= Set task =
Gather every line of the entries that includes the word "Bully".

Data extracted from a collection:
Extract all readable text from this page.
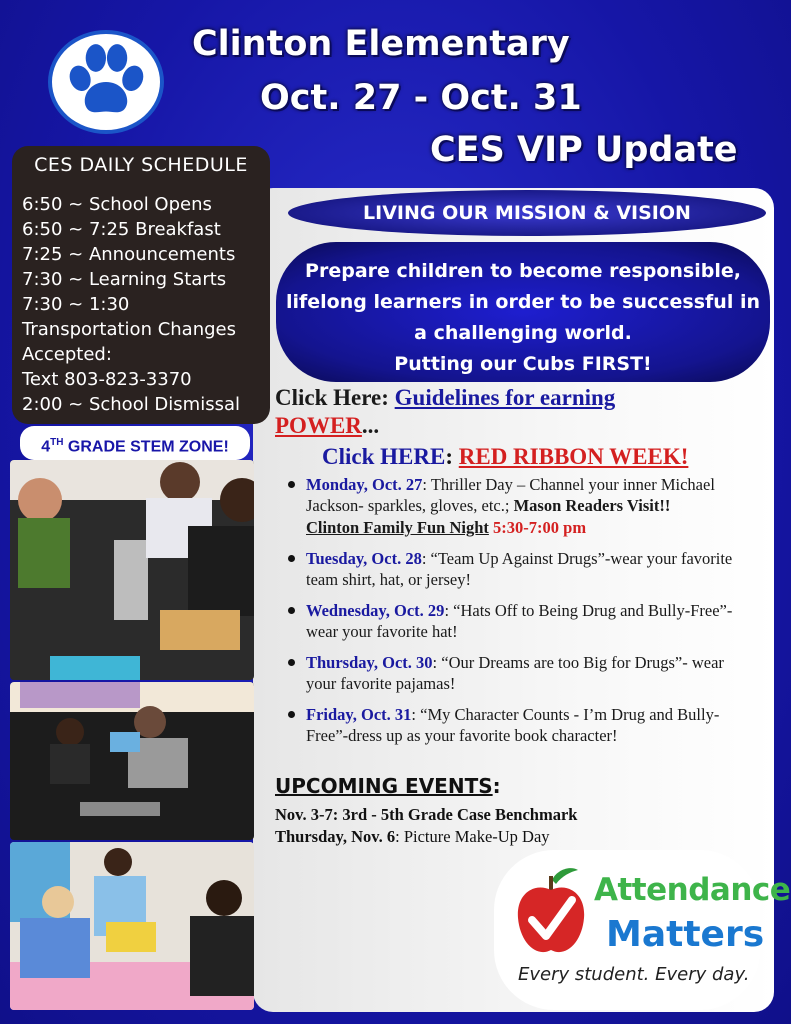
Clinton Elementary
Oct. 27 - Oct. 31
CES VIP Update
CES DAILY SCHEDULE
6:50 ~ School Opens
6:50 ~ 7:25 Breakfast
7:25 ~ Announcements
7:30 ~ Learning Starts
7:30 ~ 1:30
Transportation Changes
Accepted:
Text 803-823-3370
2:00 ~ School Dismissal
4TH GRADE STEM ZONE!
LIVING OUR MISSION & VISION
Prepare children to become responsible,
lifelong learners in order to be successful in
a challenging world.
Putting our Cubs FIRST!
Click Here: Guidelines for earning
POWER...
Click HERE: RED RIBBON WEEK!
Monday, Oct. 27: Thriller Day – Channel your inner Michael Jackson- sparkles, gloves, etc.; Mason Readers Visit!!
Clinton Family Fun Night 5:30-7:00 pm
Tuesday, Oct. 28: “Team Up Against Drugs”-wear your favorite team shirt, hat, or jersey!
Wednesday, Oct. 29: “Hats Off to Being Drug and Bully-Free”-wear your favorite hat!
Thursday, Oct. 30: “Our Dreams are too Big for Drugs”- wear your favorite pajamas!
Friday, Oct. 31: “My Character Counts - I’m Drug and Bully-Free”-dress up as your favorite book character!
UPCOMING EVENTS:
Nov. 3-7: 3rd - 5th Grade Case Benchmark
Thursday, Nov. 6: Picture Make-Up Day
Attendance
Matters
Every student. Every day.
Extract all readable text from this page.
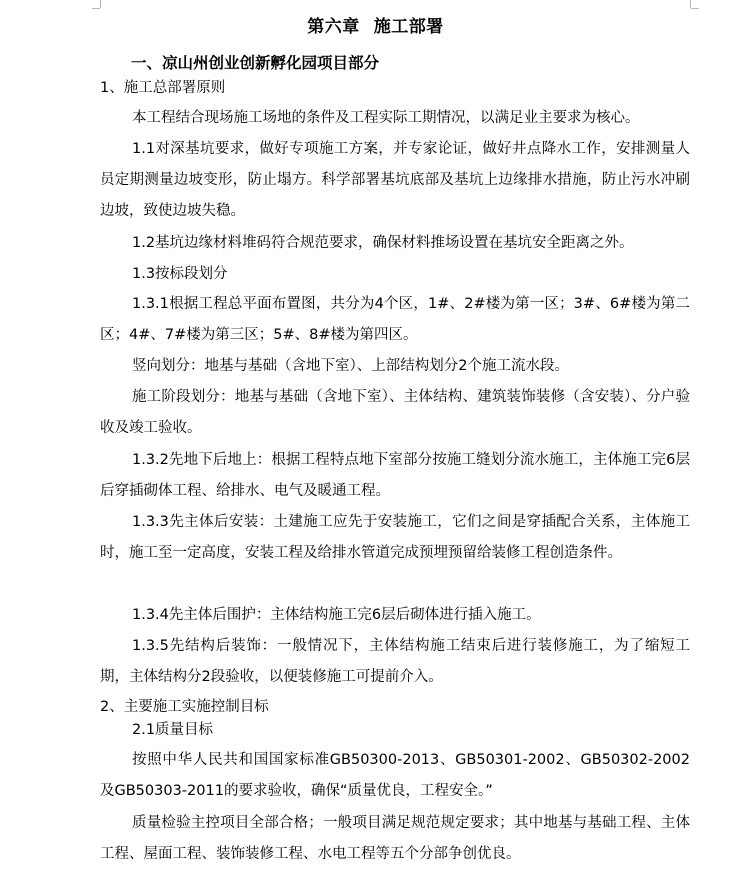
第六章 施工部署
一、凉山州创业创新孵化园项目部分
1、施工总部署原则
本工程结合现场施工场地的条件及工程实际工期情况，以满足业主要求为核心。
1.1对深基坑要求，做好专项施工方案，并专家论证，做好井点降水工作，安排测量人员定期测量边坡变形，防止塌方。科学部署基坑底部及基坑上边缘排水措施，防止污水冲刷边坡，致使边坡失稳。
1.2基坑边缘材料堆码符合规范要求，确保材料推场设置在基坑安全距离之外。
1.3按标段划分
1.3.1根据工程总平面布置图，共分为4个区，1#、2#楼为第一区；3#、6#楼为第二区；4#、7#楼为第三区；5#、8#楼为第四区。
竖向划分：地基与基础（含地下室）、上部结构划分2个施工流水段。
施工阶段划分：地基与基础（含地下室）、主体结构、建筑装饰装修（含安装）、分户验收及竣工验收。
1.3.2先地下后地上：根据工程特点地下室部分按施工缝划分流水施工，主体施工完6层后穿插砌体工程、给排水、电气及暖通工程。
1.3.3先主体后安装：土建施工应先于安装施工，它们之间是穿插配合关系，主体施工时，施工至一定高度，安装工程及给排水管道完成预埋预留给装修工程创造条件。
1.3.4先主体后围护：主体结构施工完6层后砌体进行插入施工。
1.3.5先结构后装饰：一般情况下，主体结构施工结束后进行装修施工，为了缩短工期，主体结构分2段验收，以便装修施工可提前介入。
2、主要施工实施控制目标
2.1质量目标
按照中华人民共和国国家标准GB50300-2013、GB50301-2002、GB50302-2002及GB50303-2011的要求验收，确保“质量优良，工程安全。”
质量检验主控项目全部合格；一般项目满足规范规定要求；其中地基与基础工程、主体工程、屋面工程、装饰装修工程、水电工程等五个分部争创优良。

= Result =
Wednesday, Oct. 29: “Hats Off to Being Drug and Bully-Free”-wear your favorite hat!
Friday, Oct. 31: “My Character Counts - I’m Drug and Bully-Free”-dress up as your favorite book character!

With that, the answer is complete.